■ WRITTEN EXERCISE
Repeat each line of the material below exactly as it appears, minus any pictures.

Stored records
════════════════

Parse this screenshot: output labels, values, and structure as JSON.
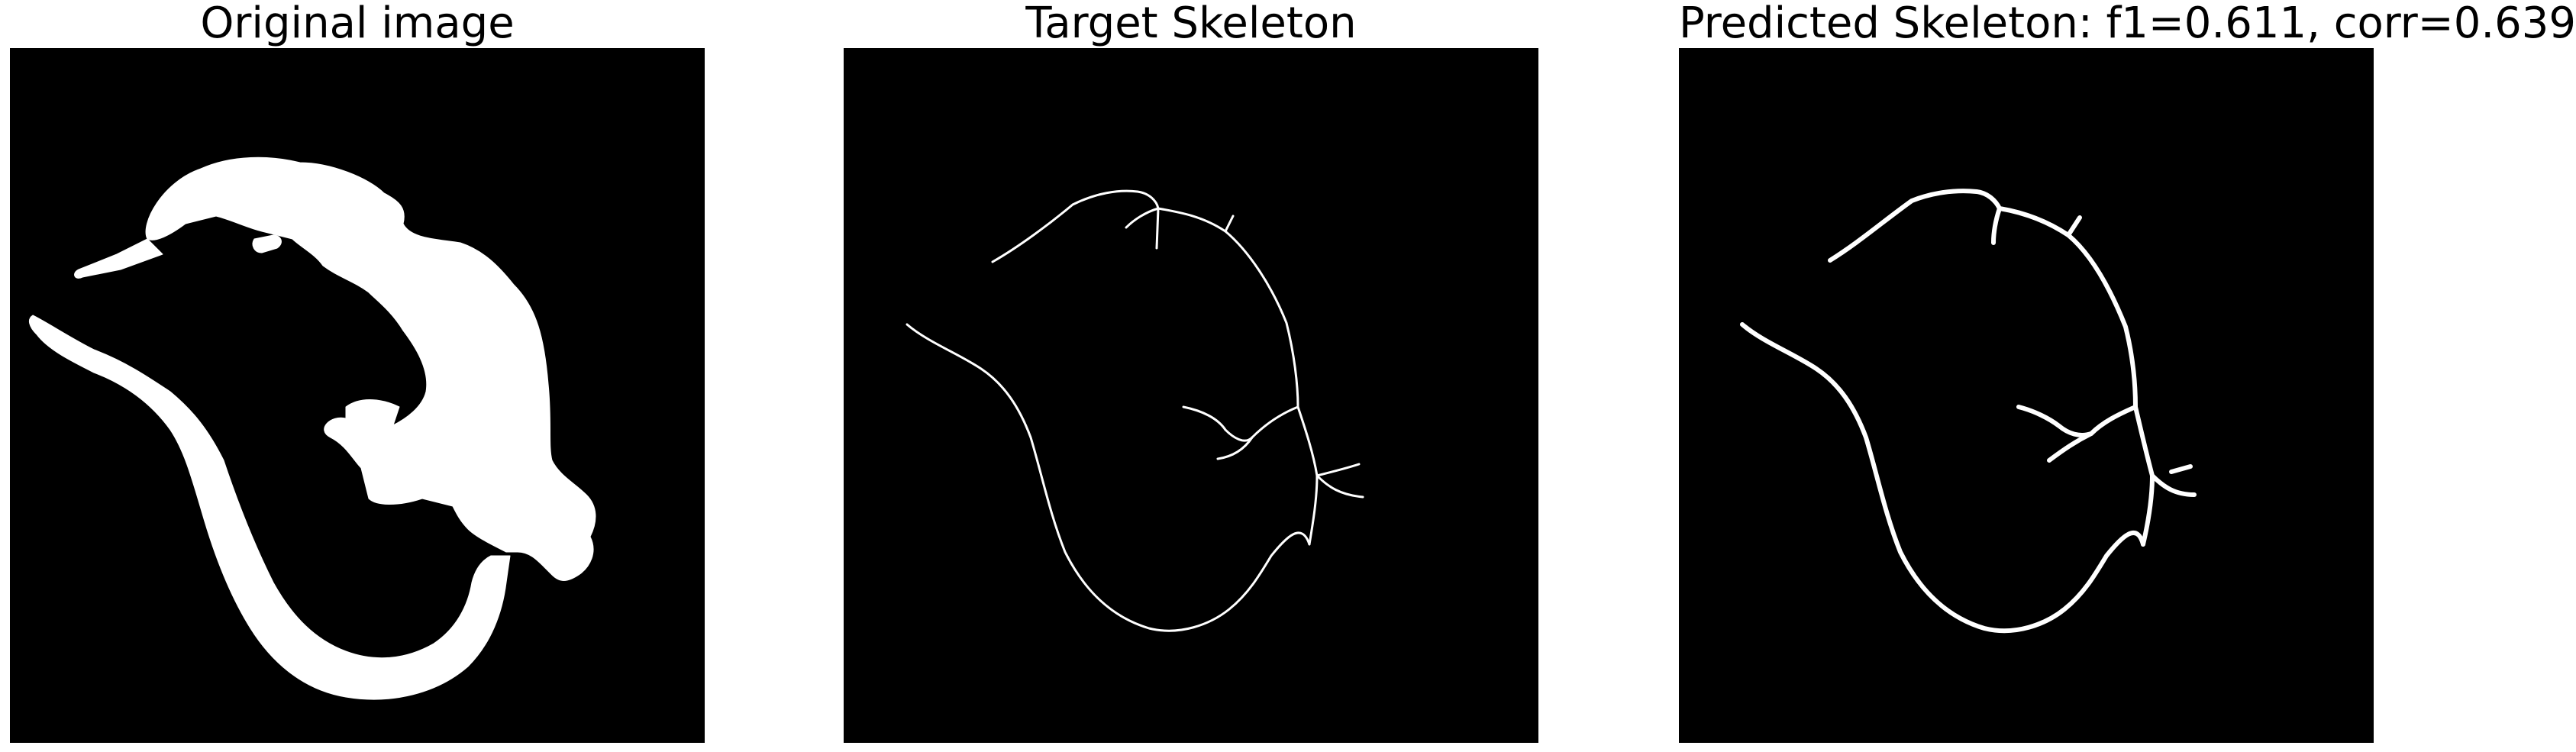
{
  "figure": {
    "panels": [
      {
        "title": "Original image"
      },
      {
        "title": "Target Skeleton"
      },
      {
        "title": "Predicted Skeleton: f1=0.611, corr=0.639"
      }
    ]
  },
  "colors": {
    "background": "#000000",
    "foreground": "#ffffff",
    "page": "#ffffff"
  }
}
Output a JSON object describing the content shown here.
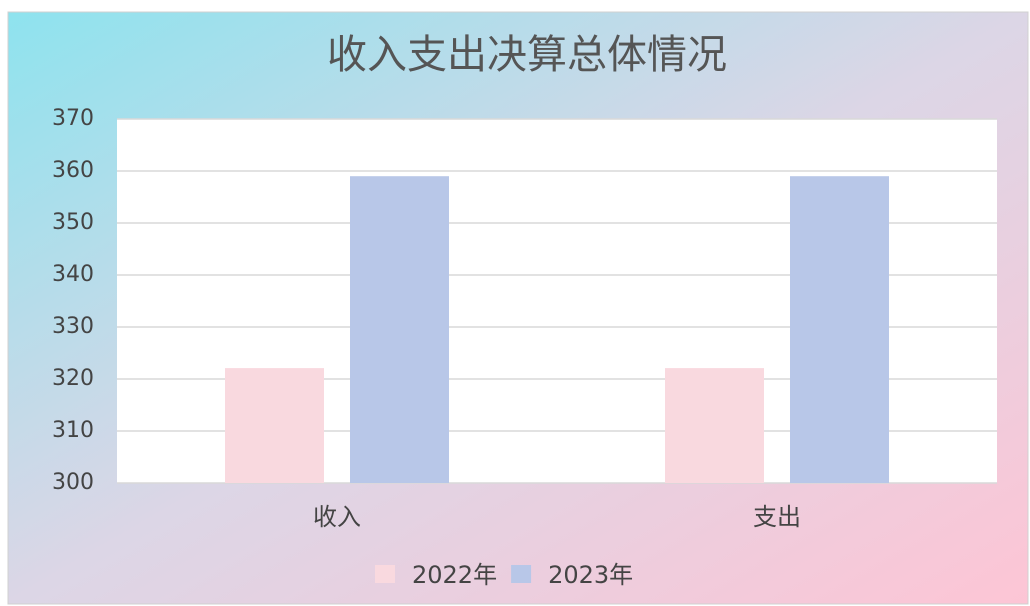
{
  "chart_data": {
    "type": "bar",
    "title": "收入支出决算总体情况",
    "categories": [
      "收入",
      "支出"
    ],
    "series": [
      {
        "name": "2022年",
        "color": "#f9d9df",
        "values": [
          322.1,
          322.1
        ]
      },
      {
        "name": "2023年",
        "color": "#b8c7e8",
        "values": [
          359,
          359
        ]
      }
    ],
    "ylim": [
      300,
      370
    ],
    "yticks": [
      300,
      310,
      320,
      330,
      340,
      350,
      360,
      370
    ],
    "grid": true,
    "legend": "bottom"
  }
}
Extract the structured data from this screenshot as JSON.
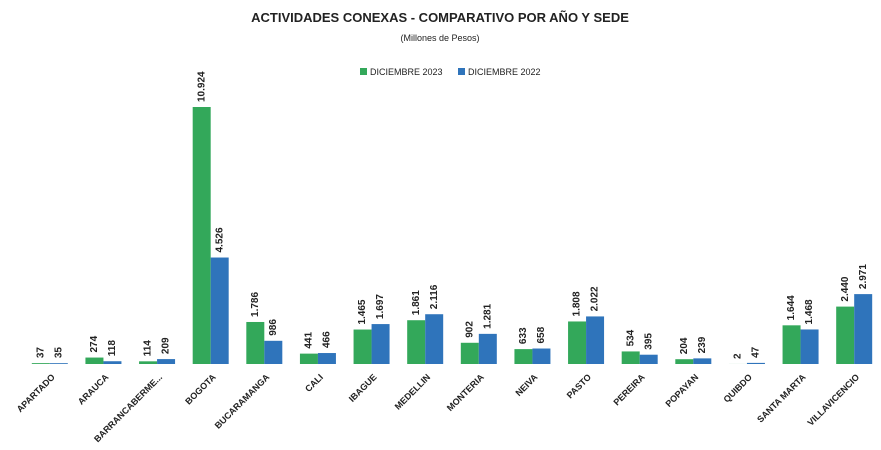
{
  "chart_data": {
    "type": "bar",
    "title": "ACTIVIDADES CONEXAS - COMPARATIVO POR AÑO Y SEDE",
    "subtitle": "(Millones de Pesos)",
    "categories": [
      "APARTADO",
      "ARAUCA",
      "BARRANCABERME...",
      "BOGOTA",
      "BUCARAMANGA",
      "CALI",
      "IBAGUE",
      "MEDELLIN",
      "MONTERIA",
      "NEIVA",
      "PASTO",
      "PEREIRA",
      "POPAYAN",
      "QUIBDO",
      "SANTA MARTA",
      "VILLAVICENCIO"
    ],
    "series": [
      {
        "name": "DICIEMBRE 2023",
        "color": "#33a85a",
        "values": [
          37,
          274,
          114,
          10924,
          1786,
          441,
          1465,
          1861,
          902,
          633,
          1808,
          534,
          204,
          2,
          1644,
          2440
        ],
        "value_labels": [
          "37",
          "274",
          "114",
          "10.924",
          "1.786",
          "441",
          "1.465",
          "1.861",
          "902",
          "633",
          "1.808",
          "534",
          "204",
          "2",
          "1.644",
          "2.440"
        ]
      },
      {
        "name": "DICIEMBRE 2022",
        "color": "#2f74bb",
        "values": [
          35,
          118,
          209,
          4526,
          986,
          466,
          1697,
          2116,
          1281,
          658,
          2022,
          395,
          239,
          47,
          1468,
          2971
        ],
        "value_labels": [
          "35",
          "118",
          "209",
          "4.526",
          "986",
          "466",
          "1.697",
          "2.116",
          "1.281",
          "658",
          "2.022",
          "395",
          "239",
          "47",
          "1.468",
          "2.971"
        ]
      }
    ],
    "legend": "top"
  }
}
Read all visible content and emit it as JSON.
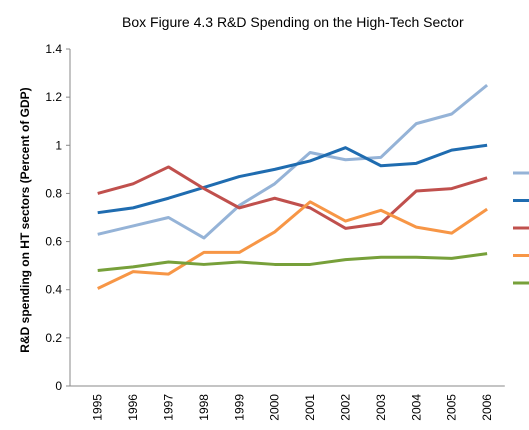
{
  "chart_data": {
    "type": "line",
    "title": "Box Figure 4.3 R&D Spending on the High-Tech Sector",
    "y_label": "R&D spending on HT sectors (Percent of GDP)",
    "categories": [
      "1995",
      "1996",
      "1997",
      "1998",
      "1999",
      "2000",
      "2001",
      "2002",
      "2003",
      "2004",
      "2005",
      "2006"
    ],
    "series": [
      {
        "color": "#95b3d7",
        "values": [
          0.63,
          0.665,
          0.7,
          0.615,
          0.75,
          0.84,
          0.97,
          0.94,
          0.95,
          1.09,
          1.13,
          1.25
        ]
      },
      {
        "color": "#1f6cb0",
        "values": [
          0.72,
          0.74,
          0.78,
          0.825,
          0.87,
          0.9,
          0.935,
          0.99,
          0.915,
          0.925,
          0.98,
          1.0
        ]
      },
      {
        "color": "#c0504d",
        "values": [
          0.8,
          0.84,
          0.91,
          0.82,
          0.74,
          0.78,
          0.74,
          0.655,
          0.675,
          0.81,
          0.82,
          0.865
        ]
      },
      {
        "color": "#f79646",
        "values": [
          0.405,
          0.475,
          0.465,
          0.555,
          0.555,
          0.64,
          0.765,
          0.685,
          0.73,
          0.66,
          0.635,
          0.735
        ]
      },
      {
        "color": "#77a03a",
        "values": [
          0.48,
          0.495,
          0.515,
          0.505,
          0.515,
          0.505,
          0.505,
          0.525,
          0.535,
          0.535,
          0.53,
          0.55
        ]
      }
    ],
    "ylim": [
      0,
      1.4
    ],
    "yticks": [
      0,
      0.2,
      0.4,
      0.6,
      0.8,
      1,
      1.2,
      1.4
    ],
    "grid": false,
    "legend": "right"
  }
}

════════════════

■ ANSWER IN FULL
Parse this screenshot: output labels, values, and structure as JSON.
{
  "figure": {
    "panels": [
      {
        "title": "Original image"
      },
      {
        "title": "Target Skeleton"
      },
      {
        "title": "Predicted Skeleton: f1=0.611, corr=0.639"
      }
    ]
  },
  "colors": {
    "background": "#000000",
    "foreground": "#ffffff",
    "page": "#ffffff"
  }
}
Output a JSON object describing the content shown here.
{
  "chart_data": {
    "type": "bar",
    "title": "收入支出决算总体情况",
    "categories": [
      "收入",
      "支出"
    ],
    "series": [
      {
        "name": "2022年",
        "color": "#f9d9df",
        "values": [
          322.1,
          322.1
        ]
      },
      {
        "name": "2023年",
        "color": "#b8c7e8",
        "values": [
          359,
          359
        ]
      }
    ],
    "ylim": [
      300,
      370
    ],
    "yticks": [
      300,
      310,
      320,
      330,
      340,
      350,
      360,
      370
    ],
    "grid": true,
    "legend": "bottom"
  }
}
Extract the structured data from this screenshot as JSON.
{
  "chart_data": {
    "type": "bar",
    "title": "ACTIVIDADES CONEXAS - COMPARATIVO POR AÑO Y SEDE",
    "subtitle": "(Millones de Pesos)",
    "categories": [
      "APARTADO",
      "ARAUCA",
      "BARRANCABERME...",
      "BOGOTA",
      "BUCARAMANGA",
      "CALI",
      "IBAGUE",
      "MEDELLIN",
      "MONTERIA",
      "NEIVA",
      "PASTO",
      "PEREIRA",
      "POPAYAN",
      "QUIBDO",
      "SANTA MARTA",
      "VILLAVICENCIO"
    ],
    "series": [
      {
        "name": "DICIEMBRE 2023",
        "color": "#33a85a",
        "values": [
          37,
          274,
          114,
          10924,
          1786,
          441,
          1465,
          1861,
          902,
          633,
          1808,
          534,
          204,
          2,
          1644,
          2440
        ],
        "value_labels": [
          "37",
          "274",
          "114",
          "10.924",
          "1.786",
          "441",
          "1.465",
          "1.861",
          "902",
          "633",
          "1.808",
          "534",
          "204",
          "2",
          "1.644",
          "2.440"
        ]
      },
      {
        "name": "DICIEMBRE 2022",
        "color": "#2f74bb",
        "values": [
          35,
          118,
          209,
          4526,
          986,
          466,
          1697,
          2116,
          1281,
          658,
          2022,
          395,
          239,
          47,
          1468,
          2971
        ],
        "value_labels": [
          "35",
          "118",
          "209",
          "4.526",
          "986",
          "466",
          "1.697",
          "2.116",
          "1.281",
          "658",
          "2.022",
          "395",
          "239",
          "47",
          "1.468",
          "2.971"
        ]
      }
    ],
    "legend": "top"
  }
}
Read all visible content and emit it as JSON.
{
  "chart_data": {
    "type": "line",
    "title": "Box Figure 4.3 R&D Spending on the High-Tech Sector",
    "y_label": "R&D spending on HT sectors (Percent of GDP)",
    "categories": [
      "1995",
      "1996",
      "1997",
      "1998",
      "1999",
      "2000",
      "2001",
      "2002",
      "2003",
      "2004",
      "2005",
      "2006"
    ],
    "series": [
      {
        "color": "#95b3d7",
        "values": [
          0.63,
          0.665,
          0.7,
          0.615,
          0.75,
          0.84,
          0.97,
          0.94,
          0.95,
          1.09,
          1.13,
          1.25
        ]
      },
      {
        "color": "#1f6cb0",
        "values": [
          0.72,
          0.74,
          0.78,
          0.825,
          0.87,
          0.9,
          0.935,
          0.99,
          0.915,
          0.925,
          0.98,
          1.0
        ]
      },
      {
        "color": "#c0504d",
        "values": [
          0.8,
          0.84,
          0.91,
          0.82,
          0.74,
          0.78,
          0.74,
          0.655,
          0.675,
          0.81,
          0.82,
          0.865
        ]
      },
      {
        "color": "#f79646",
        "values": [
          0.405,
          0.475,
          0.465,
          0.555,
          0.555,
          0.64,
          0.765,
          0.685,
          0.73,
          0.66,
          0.635,
          0.735
        ]
      },
      {
        "color": "#77a03a",
        "values": [
          0.48,
          0.495,
          0.515,
          0.505,
          0.515,
          0.505,
          0.505,
          0.525,
          0.535,
          0.535,
          0.53,
          0.55
        ]
      }
    ],
    "ylim": [
      0,
      1.4
    ],
    "yticks": [
      0,
      0.2,
      0.4,
      0.6,
      0.8,
      1,
      1.2,
      1.4
    ],
    "grid": false,
    "legend": "right"
  }
}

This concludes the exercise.